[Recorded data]

○ ○ ○ ○ ○ ○ ○

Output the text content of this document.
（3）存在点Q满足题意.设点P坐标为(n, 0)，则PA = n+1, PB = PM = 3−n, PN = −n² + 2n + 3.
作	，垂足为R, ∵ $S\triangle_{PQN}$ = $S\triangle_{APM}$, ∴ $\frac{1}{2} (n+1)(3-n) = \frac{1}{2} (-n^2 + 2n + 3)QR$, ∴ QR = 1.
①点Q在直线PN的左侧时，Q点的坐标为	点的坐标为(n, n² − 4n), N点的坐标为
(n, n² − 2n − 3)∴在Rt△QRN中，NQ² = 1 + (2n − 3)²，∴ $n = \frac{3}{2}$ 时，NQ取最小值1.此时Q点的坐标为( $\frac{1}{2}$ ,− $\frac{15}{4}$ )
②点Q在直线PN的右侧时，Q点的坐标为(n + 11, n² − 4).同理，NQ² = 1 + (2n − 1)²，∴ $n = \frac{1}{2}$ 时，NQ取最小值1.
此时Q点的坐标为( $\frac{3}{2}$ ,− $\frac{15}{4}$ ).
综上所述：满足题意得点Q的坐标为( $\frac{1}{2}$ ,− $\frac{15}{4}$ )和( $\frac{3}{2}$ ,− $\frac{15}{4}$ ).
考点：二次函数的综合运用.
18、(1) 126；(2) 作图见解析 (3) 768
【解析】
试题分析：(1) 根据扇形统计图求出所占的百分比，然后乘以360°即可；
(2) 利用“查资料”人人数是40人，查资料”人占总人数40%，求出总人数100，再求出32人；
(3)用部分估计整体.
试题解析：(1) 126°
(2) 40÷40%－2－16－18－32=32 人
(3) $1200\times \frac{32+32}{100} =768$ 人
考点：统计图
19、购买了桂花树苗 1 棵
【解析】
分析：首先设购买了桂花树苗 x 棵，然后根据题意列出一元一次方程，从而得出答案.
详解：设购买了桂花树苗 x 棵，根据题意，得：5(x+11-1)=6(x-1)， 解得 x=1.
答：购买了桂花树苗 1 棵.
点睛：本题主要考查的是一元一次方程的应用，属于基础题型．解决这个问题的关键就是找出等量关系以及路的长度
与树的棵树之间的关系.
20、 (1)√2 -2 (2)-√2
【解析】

○ ○ ○ ○ ○ ○ ○

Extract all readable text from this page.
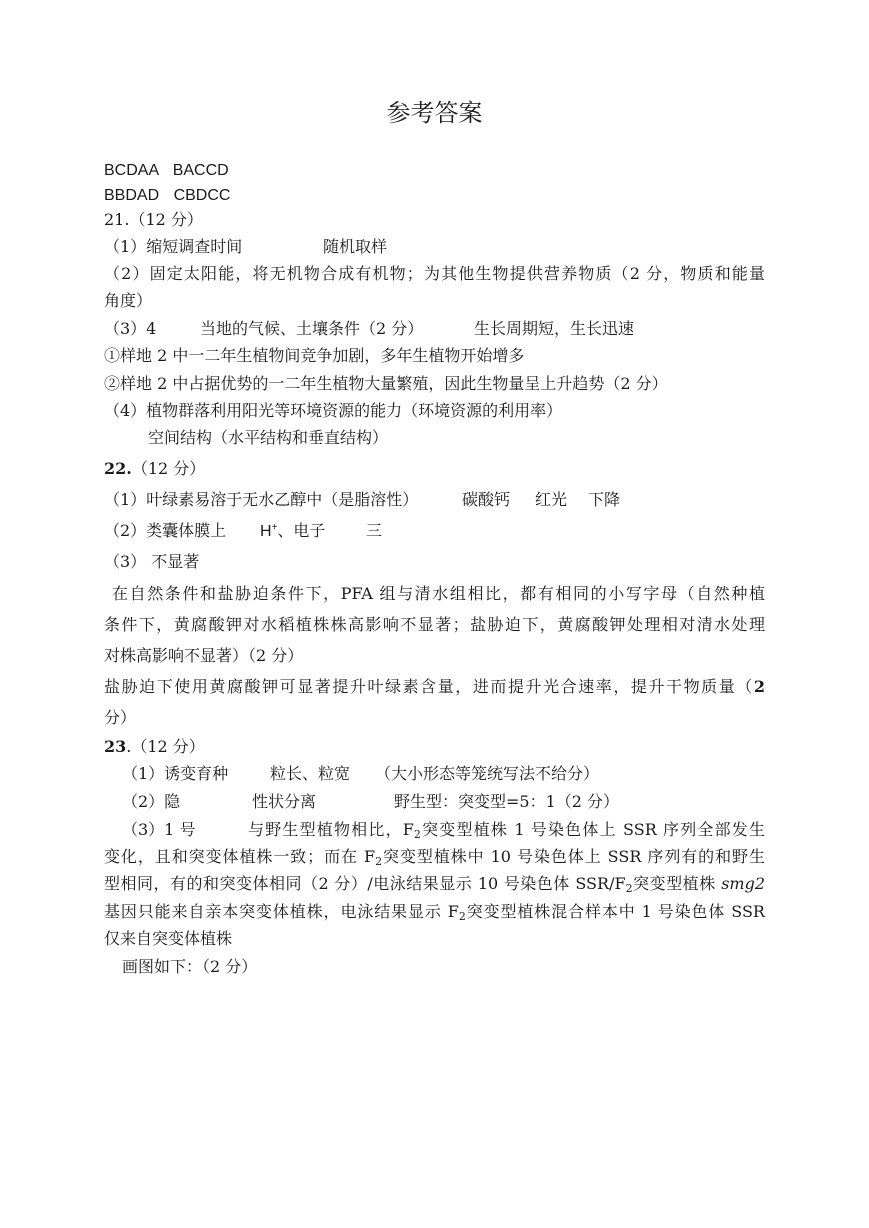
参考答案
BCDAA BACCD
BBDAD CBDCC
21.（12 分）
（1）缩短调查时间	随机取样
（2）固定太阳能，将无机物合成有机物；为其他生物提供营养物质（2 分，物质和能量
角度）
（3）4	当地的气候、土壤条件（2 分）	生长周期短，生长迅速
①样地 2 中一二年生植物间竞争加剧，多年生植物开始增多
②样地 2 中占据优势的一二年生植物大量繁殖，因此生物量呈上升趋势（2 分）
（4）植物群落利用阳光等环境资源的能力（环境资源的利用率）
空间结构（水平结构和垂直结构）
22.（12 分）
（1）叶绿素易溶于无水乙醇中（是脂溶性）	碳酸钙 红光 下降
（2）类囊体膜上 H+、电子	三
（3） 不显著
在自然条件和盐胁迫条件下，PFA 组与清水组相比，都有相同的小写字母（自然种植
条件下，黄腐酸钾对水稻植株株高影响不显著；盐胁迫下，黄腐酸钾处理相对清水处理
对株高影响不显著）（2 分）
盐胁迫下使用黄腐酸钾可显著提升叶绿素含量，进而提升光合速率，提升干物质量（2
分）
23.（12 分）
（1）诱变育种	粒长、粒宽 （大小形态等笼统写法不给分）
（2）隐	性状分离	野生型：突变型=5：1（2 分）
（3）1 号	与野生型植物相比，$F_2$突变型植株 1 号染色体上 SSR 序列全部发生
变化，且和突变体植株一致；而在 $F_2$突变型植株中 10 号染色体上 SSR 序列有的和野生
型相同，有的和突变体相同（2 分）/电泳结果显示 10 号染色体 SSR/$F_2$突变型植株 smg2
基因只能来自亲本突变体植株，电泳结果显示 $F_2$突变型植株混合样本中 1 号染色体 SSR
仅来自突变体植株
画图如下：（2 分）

○ ○ ○ ○ ○ ○ ○

■ PROBLEM ■
Select the lines from the entries that include the word "此时Q点的坐标为".

■ RESULT FOR THIS TASK ■
(n, n² − 2n − 3)∴在Rt△QRN中，NQ² = 1 + (2n − 3)²，∴ $n = \frac{3}{2}$ 时，NQ取最小值1.此时Q点的坐标为( $\frac{1}{2}$ ,− $\frac{15}{4}$ )
此时Q点的坐标为( $\frac{3}{2}$ ,− $\frac{15}{4}$ ).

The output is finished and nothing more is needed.